RECORDS —
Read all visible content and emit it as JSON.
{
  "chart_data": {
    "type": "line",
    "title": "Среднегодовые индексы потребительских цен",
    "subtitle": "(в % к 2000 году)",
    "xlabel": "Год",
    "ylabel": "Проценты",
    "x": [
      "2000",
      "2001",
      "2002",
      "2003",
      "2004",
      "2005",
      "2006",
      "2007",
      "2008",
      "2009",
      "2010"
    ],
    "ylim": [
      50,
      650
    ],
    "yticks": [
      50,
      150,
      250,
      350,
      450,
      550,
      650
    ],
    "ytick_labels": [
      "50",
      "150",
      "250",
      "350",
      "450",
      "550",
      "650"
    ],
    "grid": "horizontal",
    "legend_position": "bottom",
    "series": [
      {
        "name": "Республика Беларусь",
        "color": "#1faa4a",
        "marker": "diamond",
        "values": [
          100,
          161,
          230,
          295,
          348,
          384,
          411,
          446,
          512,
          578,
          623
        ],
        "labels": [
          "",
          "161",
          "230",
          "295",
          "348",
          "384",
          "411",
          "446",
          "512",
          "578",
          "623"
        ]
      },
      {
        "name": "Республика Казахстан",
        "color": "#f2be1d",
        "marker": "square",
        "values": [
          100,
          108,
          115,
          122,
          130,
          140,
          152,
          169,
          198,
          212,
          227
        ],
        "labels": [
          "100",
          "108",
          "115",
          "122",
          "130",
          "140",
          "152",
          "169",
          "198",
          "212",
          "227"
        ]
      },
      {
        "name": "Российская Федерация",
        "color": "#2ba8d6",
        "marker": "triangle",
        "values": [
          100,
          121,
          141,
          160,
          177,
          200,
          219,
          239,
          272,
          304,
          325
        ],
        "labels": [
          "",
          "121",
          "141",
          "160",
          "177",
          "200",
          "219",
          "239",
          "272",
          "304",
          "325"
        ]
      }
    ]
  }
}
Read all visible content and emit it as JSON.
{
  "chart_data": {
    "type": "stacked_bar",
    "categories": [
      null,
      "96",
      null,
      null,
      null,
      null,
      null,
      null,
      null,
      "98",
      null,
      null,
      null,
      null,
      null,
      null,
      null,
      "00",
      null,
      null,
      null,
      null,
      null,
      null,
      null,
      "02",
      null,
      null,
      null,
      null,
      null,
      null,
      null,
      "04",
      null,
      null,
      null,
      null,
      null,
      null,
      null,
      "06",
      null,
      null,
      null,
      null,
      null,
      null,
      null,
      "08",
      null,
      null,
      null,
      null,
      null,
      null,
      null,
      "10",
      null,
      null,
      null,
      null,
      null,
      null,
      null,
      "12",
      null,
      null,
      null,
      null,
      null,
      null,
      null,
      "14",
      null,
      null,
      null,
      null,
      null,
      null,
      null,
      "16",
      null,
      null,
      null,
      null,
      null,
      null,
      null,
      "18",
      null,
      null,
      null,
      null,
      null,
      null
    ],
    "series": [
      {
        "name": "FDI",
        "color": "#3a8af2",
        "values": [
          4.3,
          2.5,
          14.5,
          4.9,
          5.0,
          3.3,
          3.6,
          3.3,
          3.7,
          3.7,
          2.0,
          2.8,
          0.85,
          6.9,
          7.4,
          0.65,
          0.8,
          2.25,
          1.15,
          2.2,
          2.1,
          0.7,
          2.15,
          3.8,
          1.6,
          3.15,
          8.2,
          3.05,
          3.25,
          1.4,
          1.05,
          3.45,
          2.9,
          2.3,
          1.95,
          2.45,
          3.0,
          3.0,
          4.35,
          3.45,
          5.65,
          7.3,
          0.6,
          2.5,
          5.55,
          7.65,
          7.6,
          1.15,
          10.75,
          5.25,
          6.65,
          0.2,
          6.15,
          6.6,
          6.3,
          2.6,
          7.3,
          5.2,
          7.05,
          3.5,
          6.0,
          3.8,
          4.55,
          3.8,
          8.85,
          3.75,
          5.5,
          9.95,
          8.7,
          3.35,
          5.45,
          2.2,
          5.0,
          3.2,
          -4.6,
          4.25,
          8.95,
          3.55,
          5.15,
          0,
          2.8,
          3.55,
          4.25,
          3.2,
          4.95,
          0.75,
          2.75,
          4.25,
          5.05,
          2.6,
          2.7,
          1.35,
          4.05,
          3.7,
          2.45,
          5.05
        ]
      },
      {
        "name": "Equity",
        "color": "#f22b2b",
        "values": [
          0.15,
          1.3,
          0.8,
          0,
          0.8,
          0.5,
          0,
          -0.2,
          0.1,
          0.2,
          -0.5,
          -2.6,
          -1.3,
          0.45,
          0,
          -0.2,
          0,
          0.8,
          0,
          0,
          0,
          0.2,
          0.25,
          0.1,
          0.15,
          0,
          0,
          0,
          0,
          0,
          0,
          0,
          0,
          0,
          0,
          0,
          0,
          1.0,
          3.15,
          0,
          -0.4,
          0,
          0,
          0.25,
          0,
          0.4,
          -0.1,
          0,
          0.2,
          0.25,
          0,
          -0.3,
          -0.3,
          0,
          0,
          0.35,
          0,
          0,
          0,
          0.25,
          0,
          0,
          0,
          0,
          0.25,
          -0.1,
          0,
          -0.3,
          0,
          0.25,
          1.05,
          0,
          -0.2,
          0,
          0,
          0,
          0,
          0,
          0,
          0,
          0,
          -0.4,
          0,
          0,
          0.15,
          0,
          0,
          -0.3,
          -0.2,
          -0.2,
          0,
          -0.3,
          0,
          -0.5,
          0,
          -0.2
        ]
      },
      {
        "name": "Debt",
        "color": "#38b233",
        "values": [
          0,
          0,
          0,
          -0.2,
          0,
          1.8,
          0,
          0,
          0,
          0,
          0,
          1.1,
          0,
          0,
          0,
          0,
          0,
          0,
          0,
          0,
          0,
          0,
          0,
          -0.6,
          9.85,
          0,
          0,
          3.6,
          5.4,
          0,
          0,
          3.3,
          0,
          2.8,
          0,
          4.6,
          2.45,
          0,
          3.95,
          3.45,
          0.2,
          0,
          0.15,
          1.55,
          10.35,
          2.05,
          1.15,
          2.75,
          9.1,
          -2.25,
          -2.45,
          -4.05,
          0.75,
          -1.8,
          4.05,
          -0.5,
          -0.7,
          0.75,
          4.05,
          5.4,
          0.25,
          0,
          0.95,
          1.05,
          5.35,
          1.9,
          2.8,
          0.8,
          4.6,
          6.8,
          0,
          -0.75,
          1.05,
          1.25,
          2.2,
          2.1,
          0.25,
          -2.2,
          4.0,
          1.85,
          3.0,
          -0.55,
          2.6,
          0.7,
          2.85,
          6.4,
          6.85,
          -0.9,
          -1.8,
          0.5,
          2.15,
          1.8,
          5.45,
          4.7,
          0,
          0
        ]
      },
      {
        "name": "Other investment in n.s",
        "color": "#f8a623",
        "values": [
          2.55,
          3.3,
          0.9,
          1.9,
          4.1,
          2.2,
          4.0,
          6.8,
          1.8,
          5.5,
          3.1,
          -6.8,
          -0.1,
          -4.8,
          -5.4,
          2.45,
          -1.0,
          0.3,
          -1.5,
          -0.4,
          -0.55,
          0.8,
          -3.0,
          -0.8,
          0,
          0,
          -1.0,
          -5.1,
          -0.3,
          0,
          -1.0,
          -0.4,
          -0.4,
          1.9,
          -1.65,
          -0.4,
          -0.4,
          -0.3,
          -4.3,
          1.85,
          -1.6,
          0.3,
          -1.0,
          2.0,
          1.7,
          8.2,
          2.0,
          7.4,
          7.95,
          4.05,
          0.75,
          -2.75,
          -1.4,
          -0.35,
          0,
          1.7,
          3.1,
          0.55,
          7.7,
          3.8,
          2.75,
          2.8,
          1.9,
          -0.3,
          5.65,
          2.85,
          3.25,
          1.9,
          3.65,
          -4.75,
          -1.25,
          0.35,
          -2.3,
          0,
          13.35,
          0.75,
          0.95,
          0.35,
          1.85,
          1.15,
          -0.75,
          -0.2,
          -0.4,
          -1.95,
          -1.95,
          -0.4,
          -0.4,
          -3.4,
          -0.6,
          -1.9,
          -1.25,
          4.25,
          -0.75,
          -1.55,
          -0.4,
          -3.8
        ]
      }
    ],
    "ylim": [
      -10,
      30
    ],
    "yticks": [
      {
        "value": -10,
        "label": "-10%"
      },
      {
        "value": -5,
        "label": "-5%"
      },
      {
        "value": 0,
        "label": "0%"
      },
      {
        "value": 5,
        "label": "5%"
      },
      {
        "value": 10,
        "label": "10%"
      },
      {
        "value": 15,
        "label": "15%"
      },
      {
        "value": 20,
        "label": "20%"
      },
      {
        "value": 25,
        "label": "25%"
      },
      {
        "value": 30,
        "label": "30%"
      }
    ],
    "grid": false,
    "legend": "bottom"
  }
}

OBJECTIVE —
Scan the listing above. Gather each line that contains the word "name".

RESPONSE —
        "name": "Республика Беларусь",
        "name": "Республика Казахстан",
        "name": "Российская Федерация",
        "name": "FDI",
        "name": "Equity",
        "name": "Debt",
        "name": "Other investment in n.s",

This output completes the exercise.